* [What is being asked]:
Could you write the next part of the passage on the oneness of the Church, starting right after its last sentence?

--- start of Provided text ---

The Athonite zealot Fr. Augustine writes: “It is a dogma of the Faith that the Church is not only Holy, Catholic and Apostolic but also One, so that even though the Churches are seen to be many, one and one only is the Church composed of the many that are seen in different places. This is the teaching of the Holy Creed, this is the message of the Divine Scriptures, the Apostolic Tradition, the Sacred councils, and the God-bearing Fathers. From this, we conclude that the union of the Church is a most important dogma of the Faith.

--- end of Provided text ---
--- start of Listed entries ---

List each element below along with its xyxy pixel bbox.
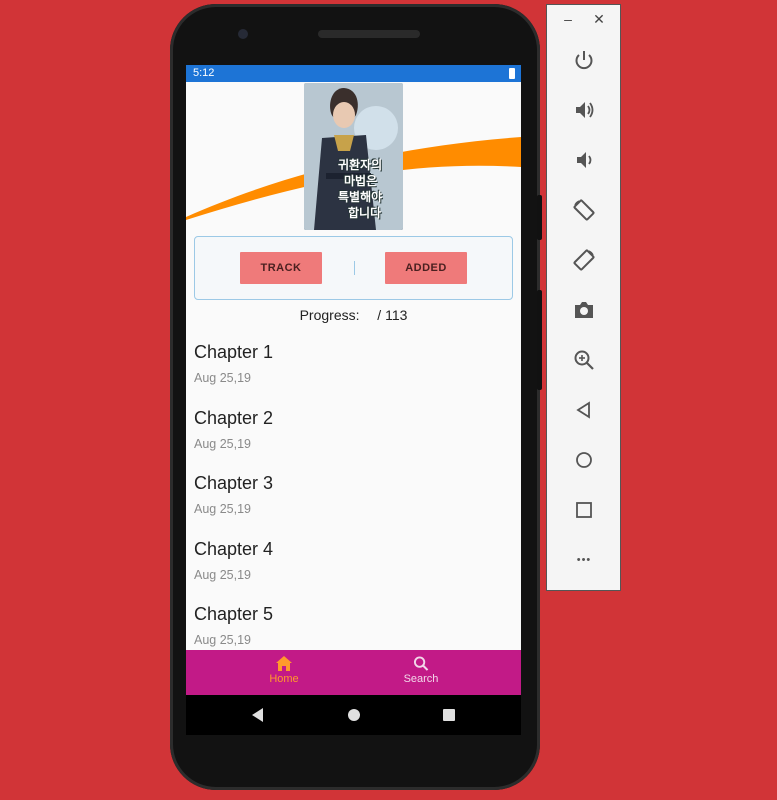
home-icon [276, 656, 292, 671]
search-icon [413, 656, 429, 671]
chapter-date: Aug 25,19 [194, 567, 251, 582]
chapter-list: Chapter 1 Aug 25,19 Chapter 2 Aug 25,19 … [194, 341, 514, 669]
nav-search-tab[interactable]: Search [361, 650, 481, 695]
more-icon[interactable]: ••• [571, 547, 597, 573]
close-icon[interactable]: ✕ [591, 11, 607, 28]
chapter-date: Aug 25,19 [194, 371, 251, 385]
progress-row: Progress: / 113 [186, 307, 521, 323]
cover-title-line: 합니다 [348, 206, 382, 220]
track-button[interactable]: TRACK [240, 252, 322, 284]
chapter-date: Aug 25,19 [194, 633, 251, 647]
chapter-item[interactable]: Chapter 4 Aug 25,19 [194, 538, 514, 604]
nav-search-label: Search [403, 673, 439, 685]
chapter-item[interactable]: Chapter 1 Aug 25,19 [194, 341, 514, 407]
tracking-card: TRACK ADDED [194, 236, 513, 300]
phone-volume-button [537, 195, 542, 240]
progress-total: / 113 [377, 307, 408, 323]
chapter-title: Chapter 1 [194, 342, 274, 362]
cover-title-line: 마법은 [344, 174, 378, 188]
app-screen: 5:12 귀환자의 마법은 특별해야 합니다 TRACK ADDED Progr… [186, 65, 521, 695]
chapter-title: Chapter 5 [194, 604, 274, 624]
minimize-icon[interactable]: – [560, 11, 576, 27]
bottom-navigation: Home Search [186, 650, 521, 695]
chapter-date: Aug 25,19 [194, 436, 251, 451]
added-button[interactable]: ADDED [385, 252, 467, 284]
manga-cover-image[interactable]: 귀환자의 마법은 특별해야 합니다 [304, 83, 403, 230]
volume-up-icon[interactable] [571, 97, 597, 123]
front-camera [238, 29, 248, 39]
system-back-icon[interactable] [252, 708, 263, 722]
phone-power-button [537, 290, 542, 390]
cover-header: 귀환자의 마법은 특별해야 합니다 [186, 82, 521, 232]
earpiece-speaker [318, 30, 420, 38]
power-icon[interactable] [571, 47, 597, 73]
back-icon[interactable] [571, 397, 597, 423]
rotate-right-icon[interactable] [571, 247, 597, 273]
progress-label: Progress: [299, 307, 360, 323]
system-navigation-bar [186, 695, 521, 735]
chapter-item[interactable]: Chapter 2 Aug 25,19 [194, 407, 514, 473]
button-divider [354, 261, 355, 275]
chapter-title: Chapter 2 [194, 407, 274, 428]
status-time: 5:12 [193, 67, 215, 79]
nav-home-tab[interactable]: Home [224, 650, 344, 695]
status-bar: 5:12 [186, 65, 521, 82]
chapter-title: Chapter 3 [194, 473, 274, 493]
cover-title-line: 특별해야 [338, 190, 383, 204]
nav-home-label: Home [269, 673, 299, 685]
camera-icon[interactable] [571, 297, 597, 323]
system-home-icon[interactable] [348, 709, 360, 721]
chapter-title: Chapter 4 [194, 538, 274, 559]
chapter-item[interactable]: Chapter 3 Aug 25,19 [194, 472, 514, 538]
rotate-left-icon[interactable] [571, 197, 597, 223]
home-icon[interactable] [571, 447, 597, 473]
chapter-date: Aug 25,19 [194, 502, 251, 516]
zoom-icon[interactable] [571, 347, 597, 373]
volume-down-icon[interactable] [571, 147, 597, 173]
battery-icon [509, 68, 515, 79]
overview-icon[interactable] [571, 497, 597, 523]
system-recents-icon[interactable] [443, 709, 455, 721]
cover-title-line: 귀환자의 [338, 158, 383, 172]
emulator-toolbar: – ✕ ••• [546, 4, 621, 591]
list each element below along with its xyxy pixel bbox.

--- end of Listed entries ---

* [Exercise result]:
“We have seen… that St. Constantine and the Fathers of the First Ecumenical Council re-established both the inner and the outer unity of the Church, which is why the joyful autocrat cried out: ‘I have reaped a double victory, I have both re-established inner peace through the common confession of the Faith and brought the separation which existed before into the unity of the Church through the common celebration of Pascha.’
“This, then, is unity, as we are assured by the Acts of the First Council, an inner unity and an outer unity, and neither can the first be a true unity without the second, nor can the second exist without the first. The relationship between them is like that of faith to works and works to faith. The one without the other is dead. Thus inner unity without outer unity is dead, and outer unity without inner unity is dead. And the first is defined by the common confession of the Faith, and the second by the visible harmony in accordance with the laws and institutions of the Church, both constituting the one and only true unity, the essential unity of the Church.”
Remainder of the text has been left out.